» **RECORDS SUPPLIED**:
────

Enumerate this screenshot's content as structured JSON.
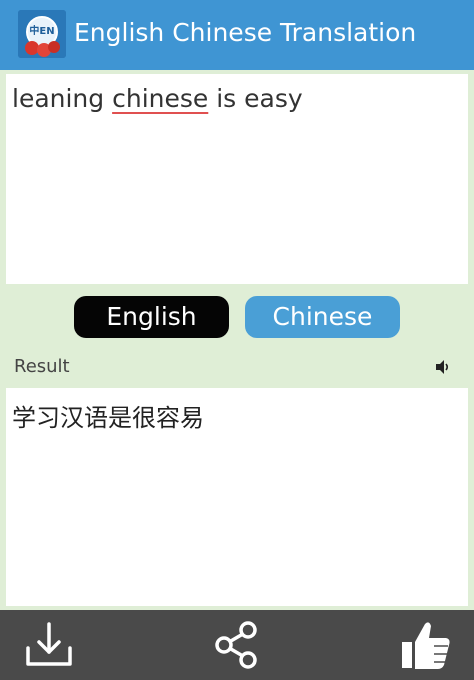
{
  "header": {
    "title": "English Chinese Translation",
    "icon": "app-logo-icon",
    "bg_color": "#3f95d3"
  },
  "input": {
    "text_before": "leaning ",
    "text_misspelled": "chinese",
    "text_after": " is easy"
  },
  "languages": {
    "source": "English",
    "target": "Chinese",
    "source_color": "#050505",
    "target_color": "#4a9fd6"
  },
  "result": {
    "label": "Result",
    "text": "学习汉语是很容易",
    "speaker_icon": "speaker-icon"
  },
  "bottom_bar": {
    "icons": [
      "download-icon",
      "share-icon",
      "thumbs-up-icon"
    ],
    "bg_color": "#4a4a4a"
  }
}
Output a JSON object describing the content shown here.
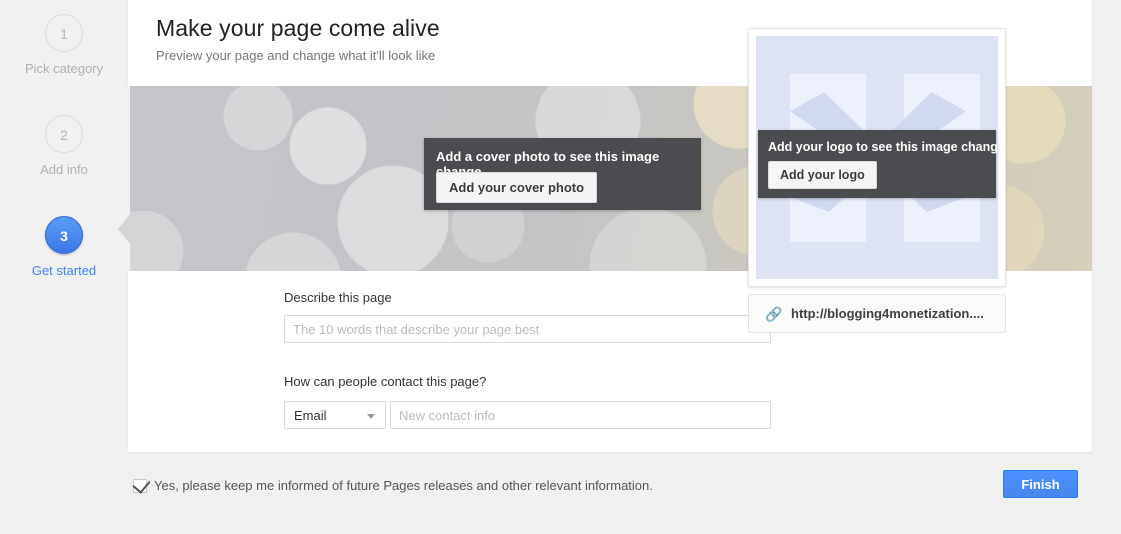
{
  "stepper": {
    "steps": [
      {
        "number": "1",
        "label": "Pick category",
        "active": false
      },
      {
        "number": "2",
        "label": "Add info",
        "active": false
      },
      {
        "number": "3",
        "label": "Get started",
        "active": true
      }
    ]
  },
  "header": {
    "title": "Make your page come alive",
    "subtitle": "Preview your page and change what it'll look like"
  },
  "cover": {
    "overlay_title": "Add a cover photo to see this image change",
    "overlay_button": "Add your cover photo"
  },
  "logo": {
    "overlay_title": "Add your logo to see this image change",
    "overlay_button": "Add your logo",
    "url_icon": "link-icon",
    "url": "http://blogging4monetization...."
  },
  "form": {
    "describe_label": "Describe this page",
    "describe_placeholder": "The 10 words that describe your page best",
    "describe_value": "",
    "contact_label": "How can people contact this page?",
    "contact_type_selected": "Email",
    "contact_type_options": [
      "Email"
    ],
    "contact_placeholder": "New contact info",
    "contact_value": ""
  },
  "footer": {
    "checkbox_checked": true,
    "checkbox_label": "Yes, please keep me informed of future Pages releases and other relevant information.",
    "finish_label": "Finish"
  },
  "colors": {
    "accent_blue": "#4285f4",
    "button_blue": "#4d90fe",
    "overlay_dark": "#4b4c50",
    "page_background": "#f1f1f1",
    "logo_card_background": "#dde3f3"
  }
}
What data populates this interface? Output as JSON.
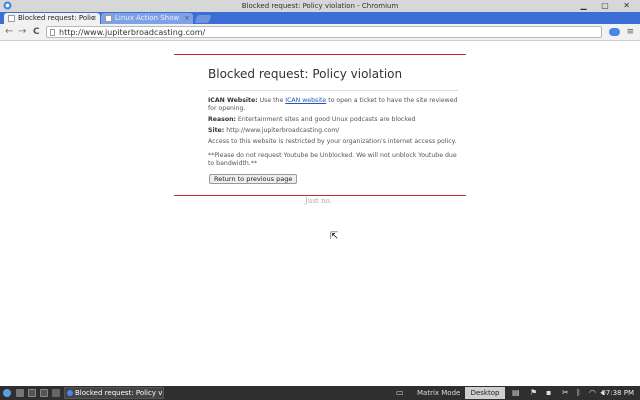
{
  "window": {
    "title": "Blocked request: Policy violation - Chromium",
    "buttons": "▁ ▢ ✕"
  },
  "tabs": [
    {
      "label": "Blocked request: Polic",
      "close": "×"
    },
    {
      "label": "Linux Action Show",
      "close": "×"
    }
  ],
  "toolbar": {
    "back": "←",
    "forward": "→",
    "reload": "C",
    "url": "http://www.jupiterbroadcasting.com/",
    "menu": "≡"
  },
  "page": {
    "heading": "Blocked request: Policy violation",
    "icann_label": "ICAN Website:",
    "icann_pre": "Use the",
    "icann_link": "ICAN website",
    "icann_post": "to open a ticket to have the site reviewed for opening.",
    "reason_label": "Reason:",
    "reason_text": "Entertainment sites and good Unux podcasts are blocked",
    "site_label": "Site:",
    "site_text": "http://www.jupiterbroadcasting.com/",
    "restricted_text": "Access to this website is restricted by your organization's internet access policy.",
    "youtube_note": "**Please do not request Youtube be Unblocked. We will not unblock Youtube due to bandwidth.**",
    "return_button": "Return to previous page",
    "just_no": "Just no."
  },
  "taskbar": {
    "task_label": "Blocked request: Policy viola",
    "matrix_mode": "Matrix Mode",
    "desktop": "Desktop",
    "clock": "07:38 PM",
    "tray_icons": [
      "network-icon",
      "notes-icon",
      "flag-icon",
      "scissors-icon",
      "wifi-icon",
      "volume-icon"
    ]
  },
  "cursor": "⇱"
}
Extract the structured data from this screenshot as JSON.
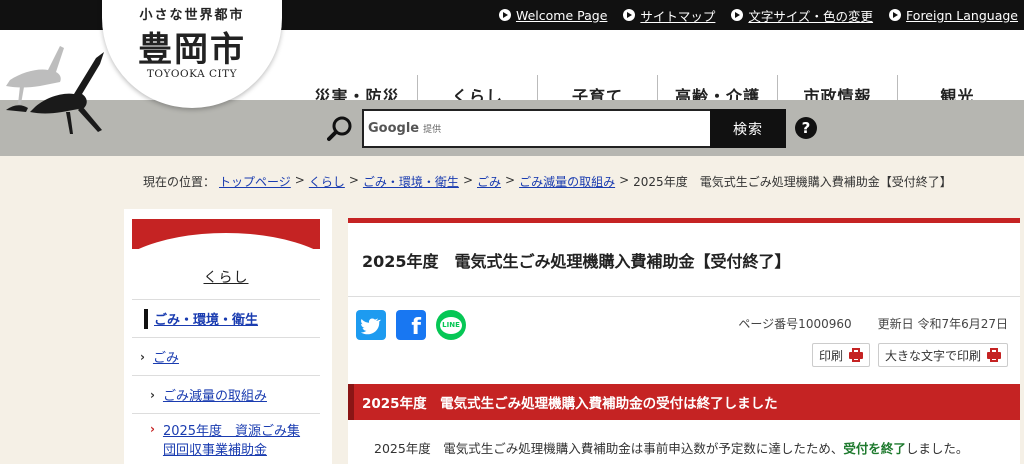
{
  "top_links": [
    {
      "label": "Welcome Page"
    },
    {
      "label": "サイトマップ"
    },
    {
      "label": "文字サイズ・色の変更"
    },
    {
      "label": "Foreign Language"
    }
  ],
  "logo": {
    "tagline": "小さな世界都市",
    "name": "豊岡市",
    "english": "TOYOOKA CITY"
  },
  "global_nav": [
    {
      "label": "災害・防災"
    },
    {
      "label": "くらし"
    },
    {
      "label": "子育て"
    },
    {
      "label": "高齢・介護"
    },
    {
      "label": "市政情報"
    },
    {
      "label": "観光"
    }
  ],
  "search": {
    "google_label": "Google",
    "provided_label": "提供",
    "button_label": "検索",
    "help_label": "?"
  },
  "breadcrumb": {
    "prefix": "現在の位置：",
    "links": [
      "トップページ",
      "くらし",
      "ごみ・環境・衛生",
      "ごみ",
      "ごみ減量の取組み"
    ],
    "separator": ">",
    "current": "2025年度　電気式生ごみ処理機購入費補助金【受付終了】"
  },
  "sidebar": {
    "title": "くらし",
    "category": "ごみ・環境・衛生",
    "level2": "ごみ",
    "level3": "ごみ減量の取組み",
    "current": "2025年度　資源ごみ集団回収事業補助金"
  },
  "main": {
    "title": "2025年度　電気式生ごみ処理機購入費補助金【受付終了】",
    "page_number": "ページ番号1000960",
    "updated": "更新日 令和7年6月27日",
    "print_label": "印刷",
    "print_large_label": "大きな文字で印刷",
    "facebook_glyph": "f",
    "line_label": "LINE",
    "notice": "2025年度　電気式生ごみ処理機購入費補助金の受付は終了しました",
    "body_before": "2025年度　電気式生ごみ処理機購入費補助金は事前申込数が予定数に達したため、",
    "body_emphasis": "受付を終了",
    "body_after": "しました。"
  },
  "colors": {
    "accent_red": "#c52323",
    "link_blue": "#1a3cb0",
    "emphasis_green": "#1e7a2e"
  }
}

────

» **EXERCISE DESCRIPTION**: Omit the pictures and reproduce the listing exactly.

» **FULL OUTPUT**:
Enumerate this screenshot's content as structured JSON.
{
  "header": {
    "title": "English Chinese Translation",
    "icon": "app-logo-icon",
    "bg_color": "#3f95d3"
  },
  "input": {
    "text_before": "leaning ",
    "text_misspelled": "chinese",
    "text_after": " is easy"
  },
  "languages": {
    "source": "English",
    "target": "Chinese",
    "source_color": "#050505",
    "target_color": "#4a9fd6"
  },
  "result": {
    "label": "Result",
    "text": "学习汉语是很容易",
    "speaker_icon": "speaker-icon"
  },
  "bottom_bar": {
    "icons": [
      "download-icon",
      "share-icon",
      "thumbs-up-icon"
    ],
    "bg_color": "#4a4a4a"
  }
}
Output a JSON object describing the content shown here.
{
  "stepper": {
    "steps": [
      {
        "number": "1",
        "label": "Pick category",
        "active": false
      },
      {
        "number": "2",
        "label": "Add info",
        "active": false
      },
      {
        "number": "3",
        "label": "Get started",
        "active": true
      }
    ]
  },
  "header": {
    "title": "Make your page come alive",
    "subtitle": "Preview your page and change what it'll look like"
  },
  "cover": {
    "overlay_title": "Add a cover photo to see this image change",
    "overlay_button": "Add your cover photo"
  },
  "logo": {
    "overlay_title": "Add your logo to see this image change",
    "overlay_button": "Add your logo",
    "url_icon": "link-icon",
    "url": "http://blogging4monetization...."
  },
  "form": {
    "describe_label": "Describe this page",
    "describe_placeholder": "The 10 words that describe your page best",
    "describe_value": "",
    "contact_label": "How can people contact this page?",
    "contact_type_selected": "Email",
    "contact_type_options": [
      "Email"
    ],
    "contact_placeholder": "New contact info",
    "contact_value": ""
  },
  "footer": {
    "checkbox_checked": true,
    "checkbox_label": "Yes, please keep me informed of future Pages releases and other relevant information.",
    "finish_label": "Finish"
  },
  "colors": {
    "accent_blue": "#4285f4",
    "button_blue": "#4d90fe",
    "overlay_dark": "#4b4c50",
    "page_background": "#f1f1f1",
    "logo_card_background": "#dde3f3"
  }
}
What data populates this interface? Output as JSON.
{
  "window": {
    "title": "Blocked request: Policy violation - Chromium",
    "buttons": "▁ ▢ ✕"
  },
  "tabs": [
    {
      "label": "Blocked request: Polic",
      "close": "×"
    },
    {
      "label": "Linux Action Show",
      "close": "×"
    }
  ],
  "toolbar": {
    "back": "←",
    "forward": "→",
    "reload": "C",
    "url": "http://www.jupiterbroadcasting.com/",
    "menu": "≡"
  },
  "page": {
    "heading": "Blocked request: Policy violation",
    "icann_label": "ICAN Website:",
    "icann_pre": "Use the",
    "icann_link": "ICAN website",
    "icann_post": "to open a ticket to have the site reviewed for opening.",
    "reason_label": "Reason:",
    "reason_text": "Entertainment sites and good Unux podcasts are blocked",
    "site_label": "Site:",
    "site_text": "http://www.jupiterbroadcasting.com/",
    "restricted_text": "Access to this website is restricted by your organization's internet access policy.",
    "youtube_note": "**Please do not request Youtube be Unblocked. We will not unblock Youtube due to bandwidth.**",
    "return_button": "Return to previous page",
    "just_no": "Just no."
  },
  "taskbar": {
    "task_label": "Blocked request: Policy viola",
    "matrix_mode": "Matrix Mode",
    "desktop": "Desktop",
    "clock": "07:38 PM",
    "tray_icons": [
      "network-icon",
      "notes-icon",
      "flag-icon",
      "scissors-icon",
      "wifi-icon",
      "volume-icon"
    ]
  },
  "cursor": "⇱"
}
Extract the structured data from this screenshot as JSON.
{
  "top_links": [
    {
      "label": "Welcome Page"
    },
    {
      "label": "サイトマップ"
    },
    {
      "label": "文字サイズ・色の変更"
    },
    {
      "label": "Foreign Language"
    }
  ],
  "logo": {
    "tagline": "小さな世界都市",
    "name": "豊岡市",
    "english": "TOYOOKA CITY"
  },
  "global_nav": [
    {
      "label": "災害・防災"
    },
    {
      "label": "くらし"
    },
    {
      "label": "子育て"
    },
    {
      "label": "高齢・介護"
    },
    {
      "label": "市政情報"
    },
    {
      "label": "観光"
    }
  ],
  "search": {
    "google_label": "Google",
    "provided_label": "提供",
    "button_label": "検索",
    "help_label": "?"
  },
  "breadcrumb": {
    "prefix": "現在の位置：",
    "links": [
      "トップページ",
      "くらし",
      "ごみ・環境・衛生",
      "ごみ",
      "ごみ減量の取組み"
    ],
    "separator": ">",
    "current": "2025年度　電気式生ごみ処理機購入費補助金【受付終了】"
  },
  "sidebar": {
    "title": "くらし",
    "category": "ごみ・環境・衛生",
    "level2": "ごみ",
    "level3": "ごみ減量の取組み",
    "current": "2025年度　資源ごみ集団回収事業補助金"
  },
  "main": {
    "title": "2025年度　電気式生ごみ処理機購入費補助金【受付終了】",
    "page_number": "ページ番号1000960",
    "updated": "更新日 令和7年6月27日",
    "print_label": "印刷",
    "print_large_label": "大きな文字で印刷",
    "facebook_glyph": "f",
    "line_label": "LINE",
    "notice": "2025年度　電気式生ごみ処理機購入費補助金の受付は終了しました",
    "body_before": "2025年度　電気式生ごみ処理機購入費補助金は事前申込数が予定数に達したため、",
    "body_emphasis": "受付を終了",
    "body_after": "しました。"
  },
  "colors": {
    "accent_red": "#c52323",
    "link_blue": "#1a3cb0",
    "emphasis_green": "#1e7a2e"
  }
}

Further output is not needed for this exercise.